**Set exercise**
Reproduce each line exactly, including spacing and punctuation.

---------- Information supplied

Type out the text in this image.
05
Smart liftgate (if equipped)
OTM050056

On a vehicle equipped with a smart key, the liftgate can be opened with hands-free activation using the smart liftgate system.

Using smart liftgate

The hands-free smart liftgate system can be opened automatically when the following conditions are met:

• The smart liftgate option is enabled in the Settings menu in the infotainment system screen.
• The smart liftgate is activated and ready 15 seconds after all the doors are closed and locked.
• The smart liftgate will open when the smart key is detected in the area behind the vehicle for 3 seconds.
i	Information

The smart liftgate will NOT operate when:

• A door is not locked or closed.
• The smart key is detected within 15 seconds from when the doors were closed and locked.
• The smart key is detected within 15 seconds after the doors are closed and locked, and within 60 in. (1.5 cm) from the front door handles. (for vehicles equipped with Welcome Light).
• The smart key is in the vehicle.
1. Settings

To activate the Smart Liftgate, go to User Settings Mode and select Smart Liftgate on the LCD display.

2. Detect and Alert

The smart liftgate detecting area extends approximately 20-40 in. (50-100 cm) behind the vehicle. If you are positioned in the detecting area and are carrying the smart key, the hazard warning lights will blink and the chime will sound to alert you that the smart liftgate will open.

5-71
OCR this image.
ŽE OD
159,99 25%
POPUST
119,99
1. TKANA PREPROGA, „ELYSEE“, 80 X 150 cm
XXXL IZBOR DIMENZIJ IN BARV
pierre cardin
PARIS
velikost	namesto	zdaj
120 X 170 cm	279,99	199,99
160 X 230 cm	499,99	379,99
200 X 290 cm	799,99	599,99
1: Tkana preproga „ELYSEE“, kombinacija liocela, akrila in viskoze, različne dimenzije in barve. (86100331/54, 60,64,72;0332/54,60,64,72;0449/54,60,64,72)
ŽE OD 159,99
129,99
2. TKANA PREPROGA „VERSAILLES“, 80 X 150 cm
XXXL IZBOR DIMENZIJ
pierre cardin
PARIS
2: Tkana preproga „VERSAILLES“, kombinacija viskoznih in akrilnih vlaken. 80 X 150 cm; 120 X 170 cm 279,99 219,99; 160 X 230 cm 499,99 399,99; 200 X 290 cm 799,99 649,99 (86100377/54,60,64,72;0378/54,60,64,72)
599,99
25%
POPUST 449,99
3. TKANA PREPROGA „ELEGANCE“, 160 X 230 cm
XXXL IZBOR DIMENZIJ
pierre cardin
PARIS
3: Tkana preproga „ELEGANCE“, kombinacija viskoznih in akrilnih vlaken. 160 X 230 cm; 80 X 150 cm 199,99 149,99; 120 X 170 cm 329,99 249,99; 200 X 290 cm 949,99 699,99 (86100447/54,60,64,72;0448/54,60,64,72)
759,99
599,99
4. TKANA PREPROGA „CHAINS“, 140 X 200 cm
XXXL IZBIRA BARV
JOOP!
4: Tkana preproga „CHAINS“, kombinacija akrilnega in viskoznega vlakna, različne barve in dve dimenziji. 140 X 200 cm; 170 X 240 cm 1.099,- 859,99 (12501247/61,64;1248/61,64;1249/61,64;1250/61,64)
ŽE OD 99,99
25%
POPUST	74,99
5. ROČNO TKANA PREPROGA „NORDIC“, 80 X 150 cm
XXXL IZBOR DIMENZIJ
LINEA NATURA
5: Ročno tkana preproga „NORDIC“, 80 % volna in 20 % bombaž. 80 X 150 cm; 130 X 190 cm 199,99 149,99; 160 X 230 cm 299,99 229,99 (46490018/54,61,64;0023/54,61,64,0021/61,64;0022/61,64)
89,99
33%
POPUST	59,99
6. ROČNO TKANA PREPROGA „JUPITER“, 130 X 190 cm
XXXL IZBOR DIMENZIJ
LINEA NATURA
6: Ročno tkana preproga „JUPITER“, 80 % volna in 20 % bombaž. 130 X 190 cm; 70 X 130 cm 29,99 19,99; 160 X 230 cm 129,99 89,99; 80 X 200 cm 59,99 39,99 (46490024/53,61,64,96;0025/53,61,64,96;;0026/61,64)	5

--------------------

**Result below**
Type out the text in this image.
05
Smart liftgate (if equipped)
OTM050056

On a vehicle equipped with a smart key, the liftgate can be opened with hands-free activation using the smart liftgate system.

Using smart liftgate

The hands-free smart liftgate system can be opened automatically when the following conditions are met:

• The smart liftgate option is enabled in the Settings menu in the infotainment system screen.
• The smart liftgate is activated and ready 15 seconds after all the doors are closed and locked.
• The smart liftgate will open when the smart key is detected in the area behind the vehicle for 3 seconds.
i	Information

The smart liftgate will NOT operate when:

• A door is not locked or closed.
• The smart key is detected within 15 seconds from when the doors were closed and locked.
• The smart key is detected within 15 seconds after the doors are closed and locked, and within 60 in. (1.5 cm) from the front door handles. (for vehicles equipped with Welcome Light).
• The smart key is in the vehicle.
1. Settings

To activate the Smart Liftgate, go to User Settings Mode and select Smart Liftgate on the LCD display.

2. Detect and Alert

The smart liftgate detecting area extends approximately 20-40 in. (50-100 cm) behind the vehicle. If you are positioned in the detecting area and are carrying the smart key, the hazard warning lights will blink and the chime will sound to alert you that the smart liftgate will open.

5-71
OCR this image.
ŽE OD
159,99 25%
POPUST
119,99
1. TKANA PREPROGA, „ELYSEE“, 80 X 150 cm
XXXL IZBOR DIMENZIJ IN BARV
pierre cardin
PARIS
velikost	namesto	zdaj
120 X 170 cm	279,99	199,99
160 X 230 cm	499,99	379,99
200 X 290 cm	799,99	599,99
1: Tkana preproga „ELYSEE“, kombinacija liocela, akrila in viskoze, različne dimenzije in barve. (86100331/54, 60,64,72;0332/54,60,64,72;0449/54,60,64,72)
ŽE OD 159,99
129,99
2. TKANA PREPROGA „VERSAILLES“, 80 X 150 cm
XXXL IZBOR DIMENZIJ
pierre cardin
PARIS
2: Tkana preproga „VERSAILLES“, kombinacija viskoznih in akrilnih vlaken. 80 X 150 cm; 120 X 170 cm 279,99 219,99; 160 X 230 cm 499,99 399,99; 200 X 290 cm 799,99 649,99 (86100377/54,60,64,72;0378/54,60,64,72)
599,99
25%
POPUST 449,99
3. TKANA PREPROGA „ELEGANCE“, 160 X 230 cm
XXXL IZBOR DIMENZIJ
pierre cardin
PARIS
3: Tkana preproga „ELEGANCE“, kombinacija viskoznih in akrilnih vlaken. 160 X 230 cm; 80 X 150 cm 199,99 149,99; 120 X 170 cm 329,99 249,99; 200 X 290 cm 949,99 699,99 (86100447/54,60,64,72;0448/54,60,64,72)
759,99
599,99
4. TKANA PREPROGA „CHAINS“, 140 X 200 cm
XXXL IZBIRA BARV
JOOP!
4: Tkana preproga „CHAINS“, kombinacija akrilnega in viskoznega vlakna, različne barve in dve dimenziji. 140 X 200 cm; 170 X 240 cm 1.099,- 859,99 (12501247/61,64;1248/61,64;1249/61,64;1250/61,64)
ŽE OD 99,99
25%
POPUST	74,99
5. ROČNO TKANA PREPROGA „NORDIC“, 80 X 150 cm
XXXL IZBOR DIMENZIJ
LINEA NATURA
5: Ročno tkana preproga „NORDIC“, 80 % volna in 20 % bombaž. 80 X 150 cm; 130 X 190 cm 199,99 149,99; 160 X 230 cm 299,99 229,99 (46490018/54,61,64;0023/54,61,64,0021/61,64;0022/61,64)
89,99
33%
POPUST	59,99
6. ROČNO TKANA PREPROGA „JUPITER“, 130 X 190 cm
XXXL IZBOR DIMENZIJ
LINEA NATURA
6: Ročno tkana preproga „JUPITER“, 80 % volna in 20 % bombaž. 130 X 190 cm; 70 X 130 cm 29,99 19,99; 160 X 230 cm 129,99 89,99; 80 X 200 cm 59,99 39,99 (46490024/53,61,64,96;0025/53,61,64,96;;0026/61,64)	5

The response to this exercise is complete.